[Items from a figure collection]

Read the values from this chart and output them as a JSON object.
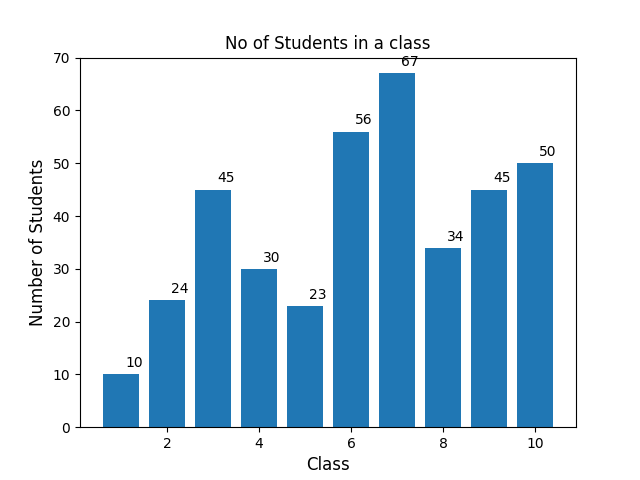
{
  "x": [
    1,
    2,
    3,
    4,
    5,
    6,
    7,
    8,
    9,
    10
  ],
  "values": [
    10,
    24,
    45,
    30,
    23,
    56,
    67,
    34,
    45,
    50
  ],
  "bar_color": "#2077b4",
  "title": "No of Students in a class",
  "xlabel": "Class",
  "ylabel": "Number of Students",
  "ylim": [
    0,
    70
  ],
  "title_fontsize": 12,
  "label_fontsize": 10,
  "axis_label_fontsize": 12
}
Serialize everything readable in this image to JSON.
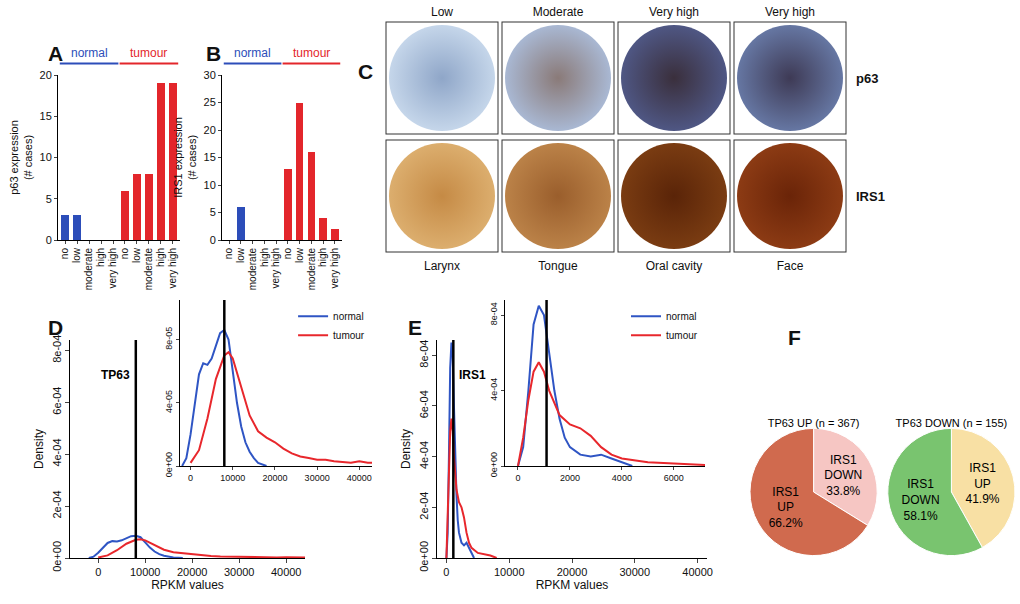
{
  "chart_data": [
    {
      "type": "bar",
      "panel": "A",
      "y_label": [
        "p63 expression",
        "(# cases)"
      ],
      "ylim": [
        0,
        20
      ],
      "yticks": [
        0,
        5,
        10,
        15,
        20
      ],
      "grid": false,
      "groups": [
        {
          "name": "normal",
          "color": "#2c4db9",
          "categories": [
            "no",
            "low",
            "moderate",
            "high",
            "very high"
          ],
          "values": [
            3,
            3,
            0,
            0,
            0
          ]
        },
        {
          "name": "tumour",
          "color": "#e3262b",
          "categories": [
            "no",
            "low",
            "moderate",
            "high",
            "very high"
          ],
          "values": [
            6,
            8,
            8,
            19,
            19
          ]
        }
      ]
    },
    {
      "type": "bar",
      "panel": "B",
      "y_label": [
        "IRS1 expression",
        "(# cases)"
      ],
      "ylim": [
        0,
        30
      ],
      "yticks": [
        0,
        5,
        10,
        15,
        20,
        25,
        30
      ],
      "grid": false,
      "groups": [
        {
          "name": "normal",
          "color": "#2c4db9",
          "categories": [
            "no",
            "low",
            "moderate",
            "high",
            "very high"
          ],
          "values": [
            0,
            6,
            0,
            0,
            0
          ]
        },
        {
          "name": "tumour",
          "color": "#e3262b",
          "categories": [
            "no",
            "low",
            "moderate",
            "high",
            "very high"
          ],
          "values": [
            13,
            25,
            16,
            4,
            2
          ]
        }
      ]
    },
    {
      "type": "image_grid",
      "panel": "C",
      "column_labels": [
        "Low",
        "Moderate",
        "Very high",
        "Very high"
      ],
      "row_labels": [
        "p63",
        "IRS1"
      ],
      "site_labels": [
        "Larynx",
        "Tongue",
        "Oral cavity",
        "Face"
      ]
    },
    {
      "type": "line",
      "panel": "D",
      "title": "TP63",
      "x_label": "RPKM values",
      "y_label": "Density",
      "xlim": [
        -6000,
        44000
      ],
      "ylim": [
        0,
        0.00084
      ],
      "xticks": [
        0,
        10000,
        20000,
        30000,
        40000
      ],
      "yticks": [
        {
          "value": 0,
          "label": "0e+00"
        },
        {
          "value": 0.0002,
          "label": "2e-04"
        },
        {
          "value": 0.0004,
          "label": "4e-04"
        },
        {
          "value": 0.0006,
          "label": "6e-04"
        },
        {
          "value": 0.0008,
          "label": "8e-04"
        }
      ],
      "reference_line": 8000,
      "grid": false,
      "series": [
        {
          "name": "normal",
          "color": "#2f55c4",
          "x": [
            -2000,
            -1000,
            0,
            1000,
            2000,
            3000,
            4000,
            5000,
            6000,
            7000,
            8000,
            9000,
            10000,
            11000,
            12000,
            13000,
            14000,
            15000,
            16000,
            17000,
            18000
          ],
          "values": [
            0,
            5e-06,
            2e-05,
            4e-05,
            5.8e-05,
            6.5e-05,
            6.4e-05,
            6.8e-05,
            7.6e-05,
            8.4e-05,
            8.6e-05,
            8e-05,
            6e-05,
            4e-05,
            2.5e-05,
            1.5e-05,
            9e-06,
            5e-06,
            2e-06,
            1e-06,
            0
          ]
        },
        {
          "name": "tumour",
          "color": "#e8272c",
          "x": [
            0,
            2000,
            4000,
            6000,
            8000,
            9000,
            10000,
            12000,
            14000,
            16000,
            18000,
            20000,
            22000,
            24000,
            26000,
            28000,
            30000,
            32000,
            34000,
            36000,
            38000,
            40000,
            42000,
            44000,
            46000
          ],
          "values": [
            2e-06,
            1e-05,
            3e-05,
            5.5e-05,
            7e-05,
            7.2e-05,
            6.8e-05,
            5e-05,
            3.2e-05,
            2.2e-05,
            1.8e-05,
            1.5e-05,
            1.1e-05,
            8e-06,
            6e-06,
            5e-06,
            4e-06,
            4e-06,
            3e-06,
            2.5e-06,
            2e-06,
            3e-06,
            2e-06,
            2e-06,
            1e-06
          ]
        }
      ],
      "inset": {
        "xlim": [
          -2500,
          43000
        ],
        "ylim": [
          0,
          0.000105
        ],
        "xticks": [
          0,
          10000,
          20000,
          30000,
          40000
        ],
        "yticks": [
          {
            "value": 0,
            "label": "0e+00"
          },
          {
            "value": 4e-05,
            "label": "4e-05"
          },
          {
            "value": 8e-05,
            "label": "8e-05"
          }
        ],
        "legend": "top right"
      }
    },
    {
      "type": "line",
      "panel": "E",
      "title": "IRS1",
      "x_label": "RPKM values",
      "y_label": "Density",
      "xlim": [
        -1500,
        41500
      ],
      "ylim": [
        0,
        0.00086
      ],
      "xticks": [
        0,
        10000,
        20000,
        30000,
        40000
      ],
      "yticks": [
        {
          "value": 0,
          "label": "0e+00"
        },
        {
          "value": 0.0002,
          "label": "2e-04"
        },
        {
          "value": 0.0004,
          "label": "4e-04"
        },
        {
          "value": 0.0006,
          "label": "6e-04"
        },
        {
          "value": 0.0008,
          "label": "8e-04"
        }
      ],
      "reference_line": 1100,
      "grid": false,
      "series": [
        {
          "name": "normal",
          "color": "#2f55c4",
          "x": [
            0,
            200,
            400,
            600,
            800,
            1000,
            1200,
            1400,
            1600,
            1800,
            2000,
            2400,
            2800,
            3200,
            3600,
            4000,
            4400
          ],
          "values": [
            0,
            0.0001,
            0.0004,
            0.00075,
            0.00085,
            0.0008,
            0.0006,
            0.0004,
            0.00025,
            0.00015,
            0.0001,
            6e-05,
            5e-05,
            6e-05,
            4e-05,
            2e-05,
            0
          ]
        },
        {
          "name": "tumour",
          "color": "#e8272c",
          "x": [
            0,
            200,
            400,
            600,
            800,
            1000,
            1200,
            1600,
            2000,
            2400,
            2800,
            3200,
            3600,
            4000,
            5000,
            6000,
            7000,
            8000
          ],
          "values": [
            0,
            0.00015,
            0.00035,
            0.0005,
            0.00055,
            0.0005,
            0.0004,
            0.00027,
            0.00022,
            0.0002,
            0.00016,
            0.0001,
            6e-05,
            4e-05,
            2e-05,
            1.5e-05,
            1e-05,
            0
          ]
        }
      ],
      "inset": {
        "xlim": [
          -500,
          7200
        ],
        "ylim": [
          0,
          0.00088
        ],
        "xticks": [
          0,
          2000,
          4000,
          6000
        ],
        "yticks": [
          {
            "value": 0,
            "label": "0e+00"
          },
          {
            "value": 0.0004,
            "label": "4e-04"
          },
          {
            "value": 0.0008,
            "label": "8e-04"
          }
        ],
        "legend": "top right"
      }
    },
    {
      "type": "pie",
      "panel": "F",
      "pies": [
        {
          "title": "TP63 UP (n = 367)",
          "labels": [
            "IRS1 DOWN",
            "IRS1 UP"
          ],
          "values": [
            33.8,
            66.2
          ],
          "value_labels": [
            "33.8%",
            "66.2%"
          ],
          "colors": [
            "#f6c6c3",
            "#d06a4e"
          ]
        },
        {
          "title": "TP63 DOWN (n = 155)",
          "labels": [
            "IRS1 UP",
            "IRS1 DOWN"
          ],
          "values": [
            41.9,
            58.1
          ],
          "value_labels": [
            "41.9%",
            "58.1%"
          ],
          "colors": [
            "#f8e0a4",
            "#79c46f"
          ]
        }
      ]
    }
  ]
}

Your goal —
Copy each line of the listing that includes "panel".

Task answer —
      "panel": "A",
      "panel": "B",
      "panel": "C",
      "panel": "D",
      "panel": "E",
      "panel": "F",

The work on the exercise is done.